Entries shown →
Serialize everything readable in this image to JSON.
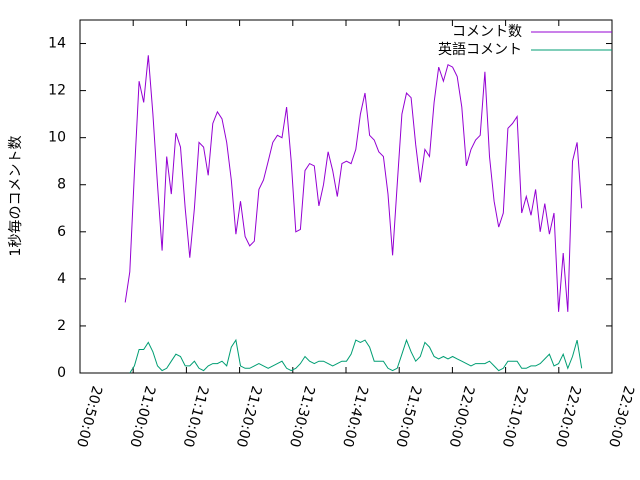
{
  "chart_data": {
    "type": "line",
    "ylabel": "1秒毎のコメント数",
    "x": [
      "20:58:30",
      "20:59:22",
      "21:00:14",
      "21:01:06",
      "21:01:58",
      "21:02:50",
      "21:03:42",
      "21:04:34",
      "21:05:26",
      "21:06:18",
      "21:07:10",
      "21:08:02",
      "21:08:54",
      "21:09:46",
      "21:10:38",
      "21:11:30",
      "21:12:22",
      "21:13:14",
      "21:14:06",
      "21:14:58",
      "21:15:50",
      "21:16:42",
      "21:17:34",
      "21:18:26",
      "21:19:18",
      "21:20:10",
      "21:21:02",
      "21:21:54",
      "21:22:46",
      "21:23:38",
      "21:24:30",
      "21:25:22",
      "21:26:14",
      "21:27:06",
      "21:27:58",
      "21:28:50",
      "21:29:42",
      "21:30:34",
      "21:31:26",
      "21:32:18",
      "21:33:10",
      "21:34:02",
      "21:34:54",
      "21:35:46",
      "21:36:38",
      "21:37:30",
      "21:38:22",
      "21:39:14",
      "21:40:06",
      "21:40:58",
      "21:41:50",
      "21:42:42",
      "21:43:34",
      "21:44:26",
      "21:45:18",
      "21:46:10",
      "21:47:02",
      "21:47:54",
      "21:48:46",
      "21:49:38",
      "21:50:30",
      "21:51:22",
      "21:52:14",
      "21:53:06",
      "21:53:58",
      "21:54:50",
      "21:55:42",
      "21:56:34",
      "21:57:26",
      "21:58:18",
      "21:59:10",
      "22:00:02",
      "22:00:54",
      "22:01:46",
      "22:02:38",
      "22:03:30",
      "22:04:22",
      "22:05:14",
      "22:06:06",
      "22:06:58",
      "22:07:50",
      "22:08:42",
      "22:09:34",
      "22:10:26",
      "22:11:18",
      "22:12:10",
      "22:13:02",
      "22:13:54",
      "22:14:46",
      "22:15:38",
      "22:16:30",
      "22:17:22",
      "22:18:14",
      "22:19:06",
      "22:19:58",
      "22:20:50",
      "22:21:42",
      "22:22:34",
      "22:23:26",
      "22:24:18"
    ],
    "series": [
      {
        "name": "コメント数",
        "color": "#9400d3",
        "values": [
          3.0,
          4.3,
          8.5,
          12.4,
          11.5,
          13.5,
          11,
          8,
          5.2,
          9.2,
          7.6,
          10.2,
          9.6,
          7,
          4.9,
          7,
          9.8,
          9.6,
          8.4,
          10.6,
          11.1,
          10.8,
          9.8,
          8.2,
          5.9,
          7.3,
          5.8,
          5.4,
          5.6,
          7.8,
          8.2,
          9.0,
          9.8,
          10.1,
          10.0,
          11.3,
          9.0,
          6.0,
          6.1,
          8.6,
          8.9,
          8.8,
          7.1,
          8.0,
          9.4,
          8.6,
          7.5,
          8.9,
          9.0,
          8.9,
          9.5,
          11.0,
          11.9,
          10.1,
          9.9,
          9.4,
          9.2,
          7.6,
          5.0,
          8.0,
          11.0,
          11.9,
          11.7,
          9.7,
          8.1,
          9.5,
          9.2,
          11.5,
          13.0,
          12.4,
          13.1,
          13.0,
          12.6,
          11.3,
          8.8,
          9.5,
          9.9,
          10.1,
          12.8,
          9.2,
          7.3,
          6.2,
          6.8,
          10.4,
          10.6,
          10.9,
          6.8,
          7.5,
          6.7,
          7.8,
          6.0,
          7.2,
          5.9,
          6.8,
          2.6,
          5.1,
          2.6,
          9.0,
          9.8,
          7.0
        ]
      },
      {
        "name": "英語コメント",
        "color": "#009e73",
        "values": [
          null,
          0,
          0.3,
          1.0,
          1.0,
          1.3,
          0.9,
          0.3,
          0.1,
          0.2,
          0.5,
          0.8,
          0.7,
          0.3,
          0.3,
          0.5,
          0.2,
          0.1,
          0.3,
          0.4,
          0.4,
          0.5,
          0.3,
          1.1,
          1.4,
          0.3,
          0.2,
          0.2,
          0.3,
          0.4,
          0.3,
          0.2,
          0.3,
          0.4,
          0.5,
          0.2,
          0.1,
          0.2,
          0.4,
          0.7,
          0.5,
          0.4,
          0.5,
          0.5,
          0.4,
          0.3,
          0.4,
          0.5,
          0.5,
          0.8,
          1.4,
          1.3,
          1.4,
          1.1,
          0.5,
          0.5,
          0.5,
          0.2,
          0.1,
          0.2,
          0.8,
          1.4,
          0.9,
          0.5,
          0.7,
          1.3,
          1.1,
          0.7,
          0.6,
          0.7,
          0.6,
          0.7,
          0.6,
          0.5,
          0.4,
          0.3,
          0.4,
          0.4,
          0.4,
          0.5,
          0.3,
          0.1,
          0.2,
          0.5,
          0.5,
          0.5,
          0.2,
          0.2,
          0.3,
          0.3,
          0.4,
          0.6,
          0.8,
          0.3,
          0.4,
          0.8,
          0.2,
          0.7,
          1.4,
          0.2
        ]
      }
    ],
    "xlim": [
      "20:50:00",
      "22:30:00"
    ],
    "xticks": [
      "20:50:00",
      "21:00:00",
      "21:10:00",
      "21:20:00",
      "21:30:00",
      "21:40:00",
      "21:50:00",
      "22:00:00",
      "22:10:00",
      "22:20:00",
      "22:30:00"
    ],
    "ylim": [
      0,
      15
    ],
    "yticks": [
      0,
      2,
      4,
      6,
      8,
      10,
      12,
      14
    ],
    "legend": "top-right"
  }
}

Exercise goal → Leaving the pictures aside, transcribe the entire listing exactly.

Answer →
Serialize everything readable in this image to JSON.
{
  "chart_data": {
    "type": "line",
    "ylabel": "1秒毎のコメント数",
    "x": [
      "20:58:30",
      "20:59:22",
      "21:00:14",
      "21:01:06",
      "21:01:58",
      "21:02:50",
      "21:03:42",
      "21:04:34",
      "21:05:26",
      "21:06:18",
      "21:07:10",
      "21:08:02",
      "21:08:54",
      "21:09:46",
      "21:10:38",
      "21:11:30",
      "21:12:22",
      "21:13:14",
      "21:14:06",
      "21:14:58",
      "21:15:50",
      "21:16:42",
      "21:17:34",
      "21:18:26",
      "21:19:18",
      "21:20:10",
      "21:21:02",
      "21:21:54",
      "21:22:46",
      "21:23:38",
      "21:24:30",
      "21:25:22",
      "21:26:14",
      "21:27:06",
      "21:27:58",
      "21:28:50",
      "21:29:42",
      "21:30:34",
      "21:31:26",
      "21:32:18",
      "21:33:10",
      "21:34:02",
      "21:34:54",
      "21:35:46",
      "21:36:38",
      "21:37:30",
      "21:38:22",
      "21:39:14",
      "21:40:06",
      "21:40:58",
      "21:41:50",
      "21:42:42",
      "21:43:34",
      "21:44:26",
      "21:45:18",
      "21:46:10",
      "21:47:02",
      "21:47:54",
      "21:48:46",
      "21:49:38",
      "21:50:30",
      "21:51:22",
      "21:52:14",
      "21:53:06",
      "21:53:58",
      "21:54:50",
      "21:55:42",
      "21:56:34",
      "21:57:26",
      "21:58:18",
      "21:59:10",
      "22:00:02",
      "22:00:54",
      "22:01:46",
      "22:02:38",
      "22:03:30",
      "22:04:22",
      "22:05:14",
      "22:06:06",
      "22:06:58",
      "22:07:50",
      "22:08:42",
      "22:09:34",
      "22:10:26",
      "22:11:18",
      "22:12:10",
      "22:13:02",
      "22:13:54",
      "22:14:46",
      "22:15:38",
      "22:16:30",
      "22:17:22",
      "22:18:14",
      "22:19:06",
      "22:19:58",
      "22:20:50",
      "22:21:42",
      "22:22:34",
      "22:23:26",
      "22:24:18"
    ],
    "series": [
      {
        "name": "コメント数",
        "color": "#9400d3",
        "values": [
          3.0,
          4.3,
          8.5,
          12.4,
          11.5,
          13.5,
          11,
          8,
          5.2,
          9.2,
          7.6,
          10.2,
          9.6,
          7,
          4.9,
          7,
          9.8,
          9.6,
          8.4,
          10.6,
          11.1,
          10.8,
          9.8,
          8.2,
          5.9,
          7.3,
          5.8,
          5.4,
          5.6,
          7.8,
          8.2,
          9.0,
          9.8,
          10.1,
          10.0,
          11.3,
          9.0,
          6.0,
          6.1,
          8.6,
          8.9,
          8.8,
          7.1,
          8.0,
          9.4,
          8.6,
          7.5,
          8.9,
          9.0,
          8.9,
          9.5,
          11.0,
          11.9,
          10.1,
          9.9,
          9.4,
          9.2,
          7.6,
          5.0,
          8.0,
          11.0,
          11.9,
          11.7,
          9.7,
          8.1,
          9.5,
          9.2,
          11.5,
          13.0,
          12.4,
          13.1,
          13.0,
          12.6,
          11.3,
          8.8,
          9.5,
          9.9,
          10.1,
          12.8,
          9.2,
          7.3,
          6.2,
          6.8,
          10.4,
          10.6,
          10.9,
          6.8,
          7.5,
          6.7,
          7.8,
          6.0,
          7.2,
          5.9,
          6.8,
          2.6,
          5.1,
          2.6,
          9.0,
          9.8,
          7.0
        ]
      },
      {
        "name": "英語コメント",
        "color": "#009e73",
        "values": [
          null,
          0,
          0.3,
          1.0,
          1.0,
          1.3,
          0.9,
          0.3,
          0.1,
          0.2,
          0.5,
          0.8,
          0.7,
          0.3,
          0.3,
          0.5,
          0.2,
          0.1,
          0.3,
          0.4,
          0.4,
          0.5,
          0.3,
          1.1,
          1.4,
          0.3,
          0.2,
          0.2,
          0.3,
          0.4,
          0.3,
          0.2,
          0.3,
          0.4,
          0.5,
          0.2,
          0.1,
          0.2,
          0.4,
          0.7,
          0.5,
          0.4,
          0.5,
          0.5,
          0.4,
          0.3,
          0.4,
          0.5,
          0.5,
          0.8,
          1.4,
          1.3,
          1.4,
          1.1,
          0.5,
          0.5,
          0.5,
          0.2,
          0.1,
          0.2,
          0.8,
          1.4,
          0.9,
          0.5,
          0.7,
          1.3,
          1.1,
          0.7,
          0.6,
          0.7,
          0.6,
          0.7,
          0.6,
          0.5,
          0.4,
          0.3,
          0.4,
          0.4,
          0.4,
          0.5,
          0.3,
          0.1,
          0.2,
          0.5,
          0.5,
          0.5,
          0.2,
          0.2,
          0.3,
          0.3,
          0.4,
          0.6,
          0.8,
          0.3,
          0.4,
          0.8,
          0.2,
          0.7,
          1.4,
          0.2
        ]
      }
    ],
    "xlim": [
      "20:50:00",
      "22:30:00"
    ],
    "xticks": [
      "20:50:00",
      "21:00:00",
      "21:10:00",
      "21:20:00",
      "21:30:00",
      "21:40:00",
      "21:50:00",
      "22:00:00",
      "22:10:00",
      "22:20:00",
      "22:30:00"
    ],
    "ylim": [
      0,
      15
    ],
    "yticks": [
      0,
      2,
      4,
      6,
      8,
      10,
      12,
      14
    ],
    "legend": "top-right"
  }
}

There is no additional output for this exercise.